Without including any pictures, copy each entry below exactly.

******************************

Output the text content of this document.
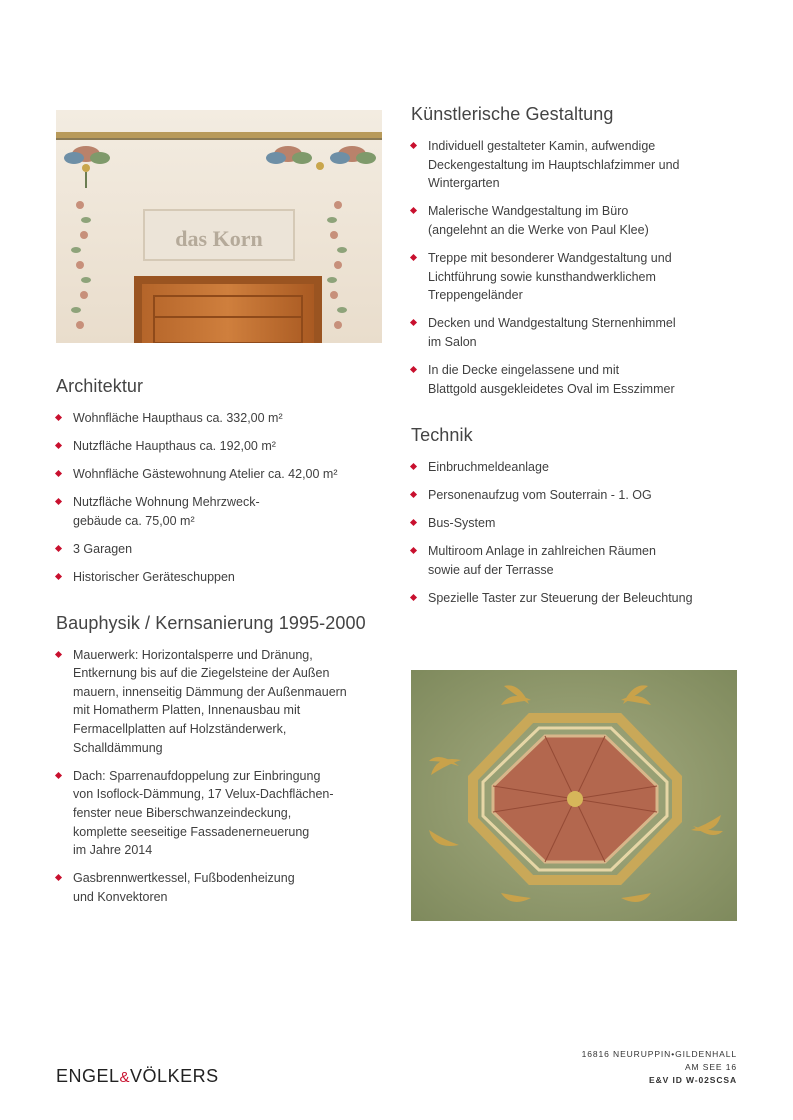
das Korn
Architektur
Wohnfläche Haupthaus ca. 332,00 m²
Nutzfläche Haupthaus ca. 192,00 m²
Wohnfläche Gästewohnung Atelier ca. 42,00 m²
Nutzfläche Wohnung Mehrzweck-
gebäude ca. 75,00 m²
3 Garagen
Historischer Geräteschuppen
Bauphysik / Kernsanierung 1995-2000
Mauerwerk: Horizontalsperre und Dränung,
Entkernung bis auf die Ziegelsteine der Außen
mauern, innenseitig Dämmung der Außenmauern
mit Homatherm Platten, Innenausbau mit
Fermacellplatten auf Holzständerwerk,
Schalldämmung
Dach: Sparrenaufdoppelung zur Einbringung
von Isoflock-Dämmung, 17 Velux-Dachflächen-
fenster neue Biberschwanzeindeckung,
komplette seeseitige Fassadenerneuerung
im Jahre 2014
Gasbrennwertkessel, Fußbodenheizung
und Konvektoren
Künstlerische Gestaltung
Individuell gestalteter Kamin, aufwendige
Deckengestaltung im Hauptschlafzimmer und
Wintergarten
Malerische Wandgestaltung im Büro
(angelehnt an die Werke von Paul Klee)
Treppe mit besonderer Wandgestaltung und
Lichtführung sowie kunsthandwerklichem
Treppengeländer
Decken und Wandgestaltung Sternenhimmel
im Salon
In die Decke eingelassene und mit
Blattgold ausgekleidetes Oval im Esszimmer
Technik
Einbruchmeldeanlage
Personenaufzug vom Souterrain - 1. OG
Bus-System
Multiroom Anlage in zahlreichen Räumen
sowie auf der Terrasse
Spezielle Taster zur Steuerung der Beleuchtung
ENGEL&VÖLKERS
16816 NEURUPPIN•GILDENHALL
AM SEE 16
E&V ID W-02SCSA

******************************

▶ [Result of this task]:
Output the text content of this document.
das Korn
Architektur
Wohnfläche Haupthaus ca. 332,00 m²
Nutzfläche Haupthaus ca. 192,00 m²
Wohnfläche Gästewohnung Atelier ca. 42,00 m²
Nutzfläche Wohnung Mehrzweck-
gebäude ca. 75,00 m²
3 Garagen
Historischer Geräteschuppen
Bauphysik / Kernsanierung 1995-2000
Mauerwerk: Horizontalsperre und Dränung,
Entkernung bis auf die Ziegelsteine der Außen
mauern, innenseitig Dämmung der Außenmauern
mit Homatherm Platten, Innenausbau mit
Fermacellplatten auf Holzständerwerk,
Schalldämmung
Dach: Sparrenaufdoppelung zur Einbringung
von Isoflock-Dämmung, 17 Velux-Dachflächen-
fenster neue Biberschwanzeindeckung,
komplette seeseitige Fassadenerneuerung
im Jahre 2014
Gasbrennwertkessel, Fußbodenheizung
und Konvektoren
Künstlerische Gestaltung
Individuell gestalteter Kamin, aufwendige
Deckengestaltung im Hauptschlafzimmer und
Wintergarten
Malerische Wandgestaltung im Büro
(angelehnt an die Werke von Paul Klee)
Treppe mit besonderer Wandgestaltung und
Lichtführung sowie kunsthandwerklichem
Treppengeländer
Decken und Wandgestaltung Sternenhimmel
im Salon
In die Decke eingelassene und mit
Blattgold ausgekleidetes Oval im Esszimmer
Technik
Einbruchmeldeanlage
Personenaufzug vom Souterrain - 1. OG
Bus-System
Multiroom Anlage in zahlreichen Räumen
sowie auf der Terrasse
Spezielle Taster zur Steuerung der Beleuchtung
ENGEL&VÖLKERS
16816 NEURUPPIN•GILDENHALL
AM SEE 16
E&V ID W-02SCSA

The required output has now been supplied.